ChriDecWriMo

Yeah. I said it.

I had a red bull for the first time in, oh, three months, so bear with the thought process. I may be way too excited for something that simply doesn’t come across as interesting to the rest of the (writing, artistic, Liberal Arts) community.

I “failed” NaNoWriMo, mostly because of (insert excuse here), and partially because I had a kind-of awakening. A writing friend of mine (I have so few. Like, two? I need more…) and I talked about it, along with a post here and there concerning the sheer weight of what I found (re-found, really).

Write your story and STFU. I entered the project to see if I can write 50k on a novel I had no “inspiration” about. I can’t. I had many inspirational dreams (for instance, all-night tattoo session with a mystery woman: wtf?), many inspirational moments, but in the end, I learned so much more than what I expected. I must unlearn all I’ve picked up in the past three years. I must remove all the “education” I received (and by “remove,” I’m not removing what I learned about  horrendous passive verb usage. Not happening). I must learn to infodump. I must learn to immerse. I must learn to invent and reinvent. I must make the story real, and keep the pace. Always with the pace.

__________

— EXERCISES —
a - In the ChriDecWriMo post, what word count did the writer set out to reach on a novel they had no "inspiration" about?
b - Reproduce a passage of the ChriDecWriMo post, beginning at the words "ChriDecWriMo" and stopping after the words "Liberal Arts) community.".

— DATA LINES —
__________

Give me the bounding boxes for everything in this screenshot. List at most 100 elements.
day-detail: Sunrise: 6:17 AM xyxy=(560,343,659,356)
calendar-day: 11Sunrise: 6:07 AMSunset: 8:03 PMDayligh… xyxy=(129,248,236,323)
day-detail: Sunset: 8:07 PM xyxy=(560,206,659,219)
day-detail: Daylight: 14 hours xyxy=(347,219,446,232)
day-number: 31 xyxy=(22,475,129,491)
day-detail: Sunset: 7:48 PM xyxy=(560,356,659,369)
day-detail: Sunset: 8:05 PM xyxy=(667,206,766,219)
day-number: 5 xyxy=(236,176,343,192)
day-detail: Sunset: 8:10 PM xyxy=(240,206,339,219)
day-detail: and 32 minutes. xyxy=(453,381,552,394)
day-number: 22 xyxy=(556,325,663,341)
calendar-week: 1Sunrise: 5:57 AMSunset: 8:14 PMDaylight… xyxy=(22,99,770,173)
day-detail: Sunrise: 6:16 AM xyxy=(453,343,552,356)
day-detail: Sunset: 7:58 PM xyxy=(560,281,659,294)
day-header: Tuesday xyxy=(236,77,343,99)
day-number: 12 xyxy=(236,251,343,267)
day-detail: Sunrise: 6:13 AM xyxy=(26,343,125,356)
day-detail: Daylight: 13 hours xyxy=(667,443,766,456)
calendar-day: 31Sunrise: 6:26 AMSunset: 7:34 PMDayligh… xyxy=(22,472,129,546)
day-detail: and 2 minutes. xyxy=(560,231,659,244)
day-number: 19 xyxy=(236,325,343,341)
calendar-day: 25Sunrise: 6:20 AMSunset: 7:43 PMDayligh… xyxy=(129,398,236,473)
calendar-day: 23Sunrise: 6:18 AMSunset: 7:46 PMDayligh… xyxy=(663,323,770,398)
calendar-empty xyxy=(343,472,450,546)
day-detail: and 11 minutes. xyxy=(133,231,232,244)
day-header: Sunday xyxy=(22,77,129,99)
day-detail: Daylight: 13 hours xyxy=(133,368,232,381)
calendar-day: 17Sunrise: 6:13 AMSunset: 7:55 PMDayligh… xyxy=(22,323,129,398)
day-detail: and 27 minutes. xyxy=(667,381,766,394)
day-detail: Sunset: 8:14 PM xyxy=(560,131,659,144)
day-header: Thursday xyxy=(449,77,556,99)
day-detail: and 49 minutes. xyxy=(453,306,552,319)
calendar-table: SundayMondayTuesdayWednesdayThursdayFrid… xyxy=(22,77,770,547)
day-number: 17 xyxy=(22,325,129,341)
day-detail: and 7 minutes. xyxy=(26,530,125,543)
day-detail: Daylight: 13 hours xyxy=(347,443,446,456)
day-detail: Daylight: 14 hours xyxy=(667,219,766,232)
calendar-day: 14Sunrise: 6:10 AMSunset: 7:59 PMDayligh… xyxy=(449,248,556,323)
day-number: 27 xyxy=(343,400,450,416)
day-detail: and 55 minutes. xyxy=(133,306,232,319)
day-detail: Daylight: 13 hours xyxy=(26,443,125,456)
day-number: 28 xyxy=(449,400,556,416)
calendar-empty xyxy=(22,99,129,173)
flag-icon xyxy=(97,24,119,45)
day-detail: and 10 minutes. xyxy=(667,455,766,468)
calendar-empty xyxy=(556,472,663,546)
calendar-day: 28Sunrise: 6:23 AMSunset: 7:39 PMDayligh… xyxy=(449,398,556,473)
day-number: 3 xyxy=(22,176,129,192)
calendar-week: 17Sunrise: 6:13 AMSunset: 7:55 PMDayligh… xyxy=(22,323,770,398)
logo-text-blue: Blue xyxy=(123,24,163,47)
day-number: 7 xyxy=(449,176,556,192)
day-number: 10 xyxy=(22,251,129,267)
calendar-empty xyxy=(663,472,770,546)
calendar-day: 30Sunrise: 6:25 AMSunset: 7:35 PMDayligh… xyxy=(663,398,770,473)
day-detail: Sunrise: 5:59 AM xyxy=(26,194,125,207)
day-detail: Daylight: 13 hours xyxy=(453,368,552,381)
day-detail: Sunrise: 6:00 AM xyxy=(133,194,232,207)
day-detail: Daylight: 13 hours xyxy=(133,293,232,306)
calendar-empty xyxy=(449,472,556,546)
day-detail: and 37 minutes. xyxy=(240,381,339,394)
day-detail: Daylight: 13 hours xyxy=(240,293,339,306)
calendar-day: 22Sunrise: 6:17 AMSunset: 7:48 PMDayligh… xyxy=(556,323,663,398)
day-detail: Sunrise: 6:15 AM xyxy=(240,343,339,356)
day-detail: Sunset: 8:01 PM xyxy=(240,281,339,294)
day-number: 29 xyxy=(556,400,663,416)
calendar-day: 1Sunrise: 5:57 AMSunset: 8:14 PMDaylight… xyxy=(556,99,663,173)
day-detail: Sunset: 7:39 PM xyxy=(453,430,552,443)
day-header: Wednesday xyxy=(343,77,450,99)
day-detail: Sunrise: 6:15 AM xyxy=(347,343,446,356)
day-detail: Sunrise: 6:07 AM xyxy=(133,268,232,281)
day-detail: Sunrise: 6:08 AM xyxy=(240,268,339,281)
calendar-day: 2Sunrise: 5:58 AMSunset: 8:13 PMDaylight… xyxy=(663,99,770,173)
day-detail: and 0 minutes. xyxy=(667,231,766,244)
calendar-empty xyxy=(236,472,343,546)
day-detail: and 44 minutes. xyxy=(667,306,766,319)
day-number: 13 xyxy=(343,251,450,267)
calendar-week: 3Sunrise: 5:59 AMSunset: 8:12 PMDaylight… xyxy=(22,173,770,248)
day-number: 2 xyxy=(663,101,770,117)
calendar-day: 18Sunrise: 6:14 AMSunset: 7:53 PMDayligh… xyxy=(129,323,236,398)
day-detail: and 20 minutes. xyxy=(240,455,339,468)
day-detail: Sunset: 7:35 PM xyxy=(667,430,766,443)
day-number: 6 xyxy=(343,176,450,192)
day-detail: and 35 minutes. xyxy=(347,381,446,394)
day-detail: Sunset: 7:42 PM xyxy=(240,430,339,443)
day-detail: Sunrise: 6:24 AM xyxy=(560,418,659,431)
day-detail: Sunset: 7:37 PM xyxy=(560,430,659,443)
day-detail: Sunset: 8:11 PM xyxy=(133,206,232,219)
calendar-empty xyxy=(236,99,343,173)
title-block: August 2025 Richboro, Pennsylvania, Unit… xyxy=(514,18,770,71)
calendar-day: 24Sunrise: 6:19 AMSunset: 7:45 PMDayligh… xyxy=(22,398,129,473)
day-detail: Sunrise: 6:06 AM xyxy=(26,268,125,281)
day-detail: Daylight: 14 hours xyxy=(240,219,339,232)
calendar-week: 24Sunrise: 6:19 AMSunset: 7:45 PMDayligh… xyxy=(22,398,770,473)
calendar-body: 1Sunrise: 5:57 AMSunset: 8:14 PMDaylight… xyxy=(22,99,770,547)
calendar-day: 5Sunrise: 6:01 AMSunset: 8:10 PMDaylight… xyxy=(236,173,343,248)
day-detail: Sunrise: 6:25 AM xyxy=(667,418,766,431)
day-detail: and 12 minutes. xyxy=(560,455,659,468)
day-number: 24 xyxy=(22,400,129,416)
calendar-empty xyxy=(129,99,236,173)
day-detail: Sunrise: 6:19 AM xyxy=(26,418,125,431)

__________

— SOLUTIONS BELOW —
a - 50k.

b -
ChriDecWriMo

Yeah. I said it.

I had a red bull for the first time in, oh, three months, so bear with the thought process. I may be way too excited for something that simply doesn’t come across as interesting to the rest of the (writing, artistic, Liberal Arts) community.